-- Start --
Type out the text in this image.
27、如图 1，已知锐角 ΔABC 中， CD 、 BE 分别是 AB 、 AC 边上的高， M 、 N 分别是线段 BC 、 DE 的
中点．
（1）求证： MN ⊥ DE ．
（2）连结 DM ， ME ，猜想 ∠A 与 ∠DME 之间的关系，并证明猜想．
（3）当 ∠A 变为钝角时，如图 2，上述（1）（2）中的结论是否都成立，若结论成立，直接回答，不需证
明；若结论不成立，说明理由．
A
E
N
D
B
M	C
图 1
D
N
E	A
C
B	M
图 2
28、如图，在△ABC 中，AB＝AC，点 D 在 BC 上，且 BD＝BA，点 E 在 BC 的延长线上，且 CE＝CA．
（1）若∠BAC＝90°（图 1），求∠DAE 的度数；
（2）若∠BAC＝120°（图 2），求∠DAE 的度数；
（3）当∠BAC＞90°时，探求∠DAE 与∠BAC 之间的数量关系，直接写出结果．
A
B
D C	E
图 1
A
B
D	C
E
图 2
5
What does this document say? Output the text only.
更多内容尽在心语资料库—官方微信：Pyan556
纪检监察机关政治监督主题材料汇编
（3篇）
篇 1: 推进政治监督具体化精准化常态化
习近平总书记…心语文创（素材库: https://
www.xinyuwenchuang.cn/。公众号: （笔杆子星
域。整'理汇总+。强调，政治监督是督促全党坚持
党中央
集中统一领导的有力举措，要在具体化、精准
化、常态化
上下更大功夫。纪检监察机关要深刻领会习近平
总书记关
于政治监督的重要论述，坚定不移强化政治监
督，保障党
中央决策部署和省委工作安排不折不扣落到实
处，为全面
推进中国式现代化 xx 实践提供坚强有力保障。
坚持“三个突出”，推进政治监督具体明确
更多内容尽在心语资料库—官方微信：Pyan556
-- End --
Output each entry precisely as given.

RESPONSE TO THE TASK —
Type out the text in this image.
27、如图 1，已知锐角 ΔABC 中， CD 、 BE 分别是 AB 、 AC 边上的高， M 、 N 分别是线段 BC 、 DE 的
中点．
（1）求证： MN ⊥ DE ．
（2）连结 DM ， ME ，猜想 ∠A 与 ∠DME 之间的关系，并证明猜想．
（3）当 ∠A 变为钝角时，如图 2，上述（1）（2）中的结论是否都成立，若结论成立，直接回答，不需证
明；若结论不成立，说明理由．
A
E
N
D
B
M	C
图 1
D
N
E	A
C
B	M
图 2
28、如图，在△ABC 中，AB＝AC，点 D 在 BC 上，且 BD＝BA，点 E 在 BC 的延长线上，且 CE＝CA．
（1）若∠BAC＝90°（图 1），求∠DAE 的度数；
（2）若∠BAC＝120°（图 2），求∠DAE 的度数；
（3）当∠BAC＞90°时，探求∠DAE 与∠BAC 之间的数量关系，直接写出结果．
A
B
D C	E
图 1
A
B
D	C
E
图 2
5
What does this document say? Output the text only.
更多内容尽在心语资料库—官方微信：Pyan556
纪检监察机关政治监督主题材料汇编
（3篇）
篇 1: 推进政治监督具体化精准化常态化
习近平总书记…心语文创（素材库: https://
www.xinyuwenchuang.cn/。公众号: （笔杆子星
域。整'理汇总+。强调，政治监督是督促全党坚持
党中央
集中统一领导的有力举措，要在具体化、精准
化、常态化
上下更大功夫。纪检监察机关要深刻领会习近平
总书记关
于政治监督的重要论述，坚定不移强化政治监
督，保障党
中央决策部署和省委工作安排不折不扣落到实
处，为全面
推进中国式现代化 xx 实践提供坚强有力保障。
坚持“三个突出”，推进政治监督具体明确
更多内容尽在心语资料库—官方微信：Pyan556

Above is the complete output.